§ Brief: Go through the entries below and copy each line containing the word "conditions".

Source data:
⁂
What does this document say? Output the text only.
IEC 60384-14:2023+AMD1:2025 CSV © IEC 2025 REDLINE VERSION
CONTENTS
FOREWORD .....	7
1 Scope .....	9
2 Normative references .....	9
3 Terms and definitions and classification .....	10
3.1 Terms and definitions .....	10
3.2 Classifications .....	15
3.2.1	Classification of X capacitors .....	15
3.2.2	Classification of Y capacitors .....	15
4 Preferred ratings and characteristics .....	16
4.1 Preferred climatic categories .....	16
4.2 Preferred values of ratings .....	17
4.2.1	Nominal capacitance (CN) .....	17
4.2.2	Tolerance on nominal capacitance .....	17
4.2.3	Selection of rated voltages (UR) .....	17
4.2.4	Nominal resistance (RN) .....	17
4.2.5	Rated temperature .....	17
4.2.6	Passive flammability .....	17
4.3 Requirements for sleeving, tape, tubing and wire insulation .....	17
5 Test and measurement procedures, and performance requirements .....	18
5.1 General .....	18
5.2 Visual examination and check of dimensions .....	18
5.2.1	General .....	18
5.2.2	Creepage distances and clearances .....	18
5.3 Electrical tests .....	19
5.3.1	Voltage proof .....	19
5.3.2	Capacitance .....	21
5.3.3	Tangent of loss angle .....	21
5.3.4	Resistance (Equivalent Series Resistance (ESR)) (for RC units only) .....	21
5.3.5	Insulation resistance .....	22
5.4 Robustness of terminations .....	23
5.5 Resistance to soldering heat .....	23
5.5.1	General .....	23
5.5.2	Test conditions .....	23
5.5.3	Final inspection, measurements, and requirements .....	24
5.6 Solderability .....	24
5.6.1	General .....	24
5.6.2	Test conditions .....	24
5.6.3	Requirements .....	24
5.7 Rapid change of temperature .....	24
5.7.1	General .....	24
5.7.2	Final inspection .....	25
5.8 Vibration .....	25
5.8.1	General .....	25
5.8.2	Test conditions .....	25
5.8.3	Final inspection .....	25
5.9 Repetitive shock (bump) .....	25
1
⁂
§ Result for this exercise:
5.5.2	Test conditions .....	23
5.6.2	Test conditions .....	24
5.8.2	Test conditions .....	25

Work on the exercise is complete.